■ Given task ■
Each line that holds the word "енгізілген" counts once; report how many lines do so and nothing else.

┌────────

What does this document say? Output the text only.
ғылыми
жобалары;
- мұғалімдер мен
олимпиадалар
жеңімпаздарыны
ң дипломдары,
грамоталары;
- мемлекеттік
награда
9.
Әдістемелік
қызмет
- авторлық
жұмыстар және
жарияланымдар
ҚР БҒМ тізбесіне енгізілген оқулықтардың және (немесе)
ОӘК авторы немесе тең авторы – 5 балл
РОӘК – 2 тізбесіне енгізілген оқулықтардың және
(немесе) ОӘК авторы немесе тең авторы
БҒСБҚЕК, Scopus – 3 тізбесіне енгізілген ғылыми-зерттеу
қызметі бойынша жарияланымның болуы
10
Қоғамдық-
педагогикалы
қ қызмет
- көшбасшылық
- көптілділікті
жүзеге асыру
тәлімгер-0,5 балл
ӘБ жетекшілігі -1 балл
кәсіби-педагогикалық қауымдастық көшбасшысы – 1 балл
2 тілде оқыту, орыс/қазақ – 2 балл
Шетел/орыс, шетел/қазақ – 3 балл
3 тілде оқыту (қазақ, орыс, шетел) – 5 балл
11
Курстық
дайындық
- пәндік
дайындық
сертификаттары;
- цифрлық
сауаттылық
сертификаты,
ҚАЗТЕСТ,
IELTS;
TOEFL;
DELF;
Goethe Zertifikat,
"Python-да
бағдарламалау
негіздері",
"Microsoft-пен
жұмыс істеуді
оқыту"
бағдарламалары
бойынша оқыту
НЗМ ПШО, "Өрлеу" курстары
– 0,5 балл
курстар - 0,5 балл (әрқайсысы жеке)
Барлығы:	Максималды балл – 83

└────────
┌────────

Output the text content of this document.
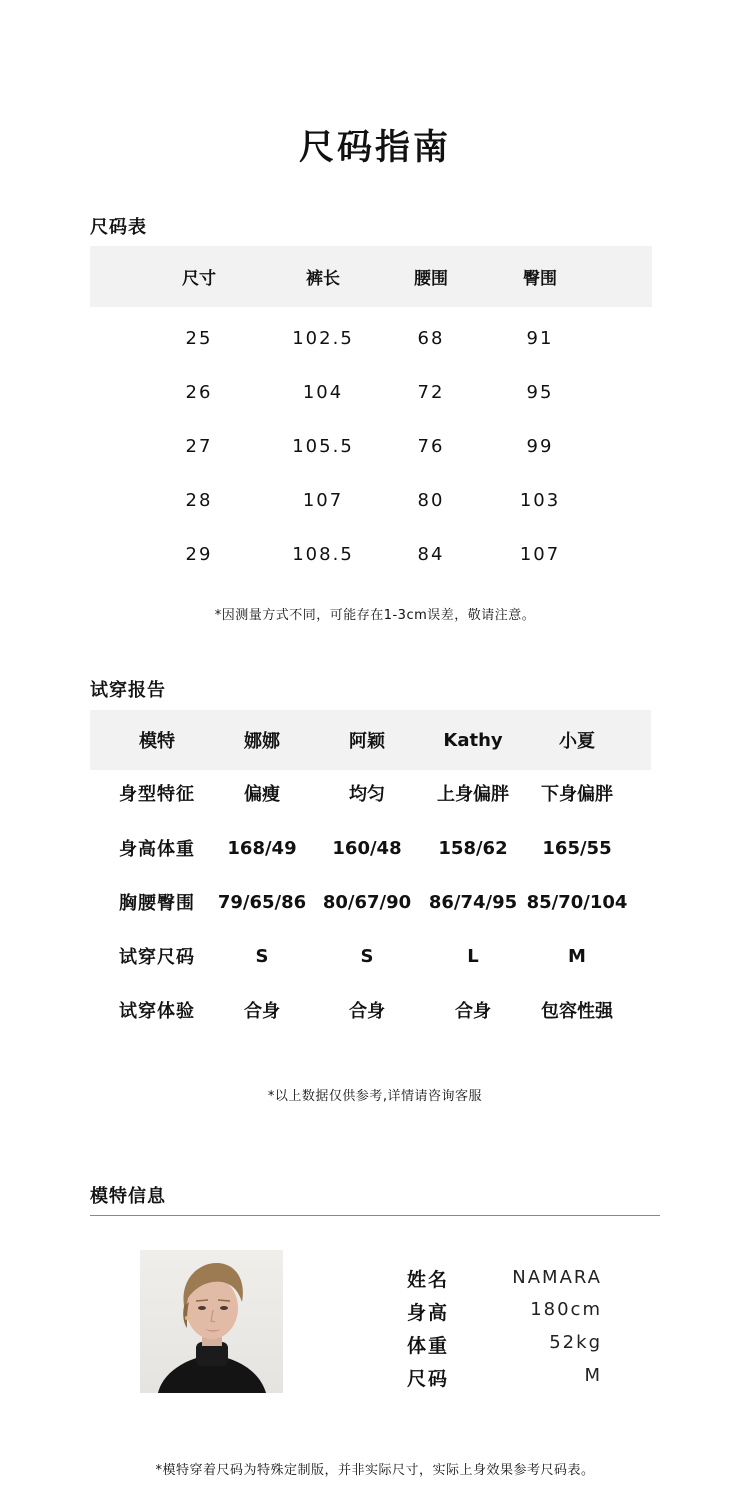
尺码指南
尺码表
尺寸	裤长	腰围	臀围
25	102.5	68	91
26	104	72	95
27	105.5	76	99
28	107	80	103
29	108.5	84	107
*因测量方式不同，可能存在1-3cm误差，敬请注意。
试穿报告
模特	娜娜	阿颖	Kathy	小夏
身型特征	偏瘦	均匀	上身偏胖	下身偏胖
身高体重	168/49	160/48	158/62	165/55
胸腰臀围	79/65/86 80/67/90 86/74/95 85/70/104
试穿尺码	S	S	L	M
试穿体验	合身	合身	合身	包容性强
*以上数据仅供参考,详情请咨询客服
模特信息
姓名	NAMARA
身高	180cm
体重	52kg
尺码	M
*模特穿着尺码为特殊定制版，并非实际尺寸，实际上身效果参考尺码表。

└────────

■ Exercise answer ■
3